──────── Materials provided
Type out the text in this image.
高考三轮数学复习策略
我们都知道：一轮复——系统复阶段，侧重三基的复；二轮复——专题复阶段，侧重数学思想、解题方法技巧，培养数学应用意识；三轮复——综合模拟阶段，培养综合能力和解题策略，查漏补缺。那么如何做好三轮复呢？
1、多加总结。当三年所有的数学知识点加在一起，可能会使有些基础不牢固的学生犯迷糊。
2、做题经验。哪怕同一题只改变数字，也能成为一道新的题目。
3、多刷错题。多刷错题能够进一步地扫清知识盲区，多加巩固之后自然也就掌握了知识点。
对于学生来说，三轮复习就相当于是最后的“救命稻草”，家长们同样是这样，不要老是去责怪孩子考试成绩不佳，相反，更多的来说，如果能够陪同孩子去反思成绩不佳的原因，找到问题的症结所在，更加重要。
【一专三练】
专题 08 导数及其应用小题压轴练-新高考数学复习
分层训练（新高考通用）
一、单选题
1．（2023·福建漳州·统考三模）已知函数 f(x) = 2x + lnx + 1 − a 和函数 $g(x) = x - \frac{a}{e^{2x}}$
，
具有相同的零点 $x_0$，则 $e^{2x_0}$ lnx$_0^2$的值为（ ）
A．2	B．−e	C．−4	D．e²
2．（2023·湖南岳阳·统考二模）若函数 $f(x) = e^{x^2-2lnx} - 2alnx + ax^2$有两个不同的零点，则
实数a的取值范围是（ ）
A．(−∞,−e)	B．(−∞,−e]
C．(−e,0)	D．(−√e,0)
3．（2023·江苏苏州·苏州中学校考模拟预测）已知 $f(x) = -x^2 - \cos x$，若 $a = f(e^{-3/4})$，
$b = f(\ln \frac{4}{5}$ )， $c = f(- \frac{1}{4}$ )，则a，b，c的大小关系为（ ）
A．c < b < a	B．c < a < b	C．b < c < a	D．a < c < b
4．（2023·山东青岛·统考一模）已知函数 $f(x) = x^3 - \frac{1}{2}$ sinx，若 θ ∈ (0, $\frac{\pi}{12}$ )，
────────────────
• Given task
Search the data above for the string "已知函数" and return every line that has it.

• Reply to the task
1．（2023·福建漳州·统考三模）已知函数 f(x) = 2x + lnx + 1 − a 和函数 $g(x) = x - \frac{a}{e^{2x}}$
4．（2023·山东青岛·统考一模）已知函数 $f(x) = x^3 - \frac{1}{2}$ sinx，若 θ ∈ (0, $\frac{\pi}{12}$ )，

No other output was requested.